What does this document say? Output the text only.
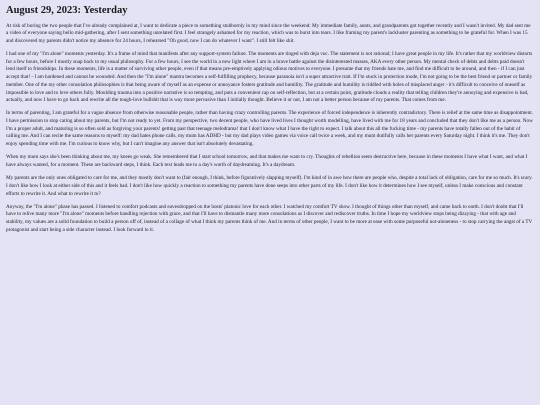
August 29, 2023: Yesterday

At risk of boring the two people that I've already complained at, I want to dedicate a piece to something stubbornly in my mind since the weekend: My immediate family, aunts, and grandparents got together recently and I wasn't invited. My dad sent me a video of everyone saying hello mid-gathering, after I sent something unrelated first. I feel strangely ashamed for my reaction, which was to burst into tears. I like framing my parent's lackluster parenting as something to be grateful for. When I was 15 and discovered my parents didn't notice my absence for 24 hours, I rehearsed "Oh good, now I can do whatever I want". I still felt like shit.

I had one of my "I'm alone" moments yesterday. It's a frame of mind that manifests after any support-system failure. The moments are tinged with deja vuc. The statement is not rational; I have great people in my life. It's rather that my worldview distorts for a few hours, before I mostly snap back to my usual philosophy. For a few hours, I see the world in a new light where I am in a brave battle against the disinterested masses, AKA every other person. My mental check of debts and debts paid doesn't lend itself to friendships. In these moments, life is a matter of surviving other people, even if that means pre-emptively applying odious motives to everyone. I presume that my friends hate me, and find me difficult to be around, and then - if I can just accept that! - I am hardened and cannot be wounded. And then the "I'm alone" mantra becomes a self-fulfilling prophecy, because paranoia isn't a super attractive trait. If I'm stuck in protection mode, I'm not going to be the best friend or partner or family member. One of the my other consolation philosophies is that being aware of myself as an expense or annoyance fosters gratitude and humility. The gratitude and humility is riddled with holes of misplaced anger - it's difficult to conceive of oneself as impossible to love and to love others fully. Moulding trauma into a positive narrative is so tempting, and puts a convenient cap on self-reflection, but at a certain point, gratitude clouds a reality that telling children they're annoying and expensive is bad, actually, and now I have to go back and rewrite all the tough-love bullshit that is way more pervasive than I initially thought. Believe it or not, I am not a better person because of my parents. That comes from me.

In terms of parenting, I am grateful for a vague absence from otherwise reasonable people, rather than having crazy controlling parents. The experience of forced independence is inherently contradictory. There is relief at the same time as disappointment. I have permission to stop caring about my parents, but I'm not ready to yet. From my perspective, two decent people, who have lived lives I thought worth modelling, have lived with me for 18 years and concluded that they don't like me as a person. Now I'm a proper adult, and maturing is so often sold as forgiving your parents! getting past that teenage melodrama! that I don't know what I have the right to expect. I talk about this all the fucking time - my parents have totally fallen out of the habit of calling me. And I can recite the same reasons to myself: my dad hates phone calls, my mum has ADHD - but my dad plays video games via voice call twice a week, and my mum dutifully calls her parents every Saturday night. I think it's me. They don't enjoy spending time with me. I'm curious to know why, but I can't imagine any answer that isn't absolutely devastating.

When my mum says she's been thinking about me, my knees go weak. She remembered that I start school tomorrow, and that makes me want to cry. Thoughts of rebellion seem destructive here, because in these moments I have what I want, and what I have always wanted, for a moment. These are backward steps, I think. Each text leads me to a day's worth of daydreaming. It's a daydream.

My parents are the only ones obligated to care for me, and they mostly don't want to (fair enough, I think, before figuratively slapping myself). I'm kind of in awe how there are people who, despite a total lack of obligation, care for me so much. It's scary. I don't like how I look at either side of this and it feels bad. I don't like how quickly a reaction to something my parents have done seeps into other parts of my life. I don't like how it determines how I see myself, unless I make conscious and constant efforts to rewrite it. And what to rewrite it to?

Anyway, the "I'm alone" phase has passed. I listened to comfort podcasts and eavesdropped on the hosts' platonic love for each other. I watched my comfort TV show. I thought of things other than myself, and came back to earth. I don't doubt that I'll have to relive many more "I'm alone" moments before handling rejection with grace, and that I'll have to dismantle many more consolations as I discover and rediscover truths. In time I hope my worldview stops being dizzying - that with age and stability, my values are a solid foundation to build a person off of, instead of a collage of what I think my parents think of me. And in terms of other people, I want to be more at ease with some purposeful not-aloneness - to stop carrying the angst of a TV protagonist and start being a side character instead. I look forward to it.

Aim of the task
Print each record exactly as it stands, leaving the images out.

Solution for this problem
What does this document say? Output the text only.
August 29, 2023: Yesterday

At risk of boring the two people that I've already complained at, I want to dedicate a piece to something stubbornly in my mind since the weekend: My immediate family, aunts, and grandparents got together recently and I wasn't invited. My dad sent me a video of everyone saying hello mid-gathering, after I sent something unrelated first. I feel strangely ashamed for my reaction, which was to burst into tears. I like framing my parent's lackluster parenting as something to be grateful for. When I was 15 and discovered my parents didn't notice my absence for 24 hours, I rehearsed "Oh good, now I can do whatever I want". I still felt like shit.

I had one of my "I'm alone" moments yesterday. It's a frame of mind that manifests after any support-system failure. The moments are tinged with deja vuc. The statement is not rational; I have great people in my life. It's rather that my worldview distorts for a few hours, before I mostly snap back to my usual philosophy. For a few hours, I see the world in a new light where I am in a brave battle against the disinterested masses, AKA every other person. My mental check of debts and debts paid doesn't lend itself to friendships. In these moments, life is a matter of surviving other people, even if that means pre-emptively applying odious motives to everyone. I presume that my friends hate me, and find me difficult to be around, and then - if I can just accept that! - I am hardened and cannot be wounded. And then the "I'm alone" mantra becomes a self-fulfilling prophecy, because paranoia isn't a super attractive trait. If I'm stuck in protection mode, I'm not going to be the best friend or partner or family member. One of the my other consolation philosophies is that being aware of myself as an expense or annoyance fosters gratitude and humility. The gratitude and humility is riddled with holes of misplaced anger - it's difficult to conceive of oneself as impossible to love and to love others fully. Moulding trauma into a positive narrative is so tempting, and puts a convenient cap on self-reflection, but at a certain point, gratitude clouds a reality that telling children they're annoying and expensive is bad, actually, and now I have to go back and rewrite all the tough-love bullshit that is way more pervasive than I initially thought. Believe it or not, I am not a better person because of my parents. That comes from me.

In terms of parenting, I am grateful for a vague absence from otherwise reasonable people, rather than having crazy controlling parents. The experience of forced independence is inherently contradictory. There is relief at the same time as disappointment. I have permission to stop caring about my parents, but I'm not ready to yet. From my perspective, two decent people, who have lived lives I thought worth modelling, have lived with me for 18 years and concluded that they don't like me as a person. Now I'm a proper adult, and maturing is so often sold as forgiving your parents! getting past that teenage melodrama! that I don't know what I have the right to expect. I talk about this all the fucking time - my parents have totally fallen out of the habit of calling me. And I can recite the same reasons to myself: my dad hates phone calls, my mum has ADHD - but my dad plays video games via voice call twice a week, and my mum dutifully calls her parents every Saturday night. I think it's me. They don't enjoy spending time with me. I'm curious to know why, but I can't imagine any answer that isn't absolutely devastating.

When my mum says she's been thinking about me, my knees go weak. She remembered that I start school tomorrow, and that makes me want to cry. Thoughts of rebellion seem destructive here, because in these moments I have what I want, and what I have always wanted, for a moment. These are backward steps, I think. Each text leads me to a day's worth of daydreaming. It's a daydream.

My parents are the only ones obligated to care for me, and they mostly don't want to (fair enough, I think, before figuratively slapping myself). I'm kind of in awe how there are people who, despite a total lack of obligation, care for me so much. It's scary. I don't like how I look at either side of this and it feels bad. I don't like how quickly a reaction to something my parents have done seeps into other parts of my life. I don't like how it determines how I see myself, unless I make conscious and constant efforts to rewrite it. And what to rewrite it to?

Anyway, the "I'm alone" phase has passed. I listened to comfort podcasts and eavesdropped on the hosts' platonic love for each other. I watched my comfort TV show. I thought of things other than myself, and came back to earth. I don't doubt that I'll have to relive many more "I'm alone" moments before handling rejection with grace, and that I'll have to dismantle many more consolations as I discover and rediscover truths. In time I hope my worldview stops being dizzying - that with age and stability, my values are a solid foundation to build a person off of, instead of a collage of what I think my parents think of me. And in terms of other people, I want to be more at ease with some purposeful not-aloneness - to stop carrying the angst of a TV protagonist and start being a side character instead. I look forward to it.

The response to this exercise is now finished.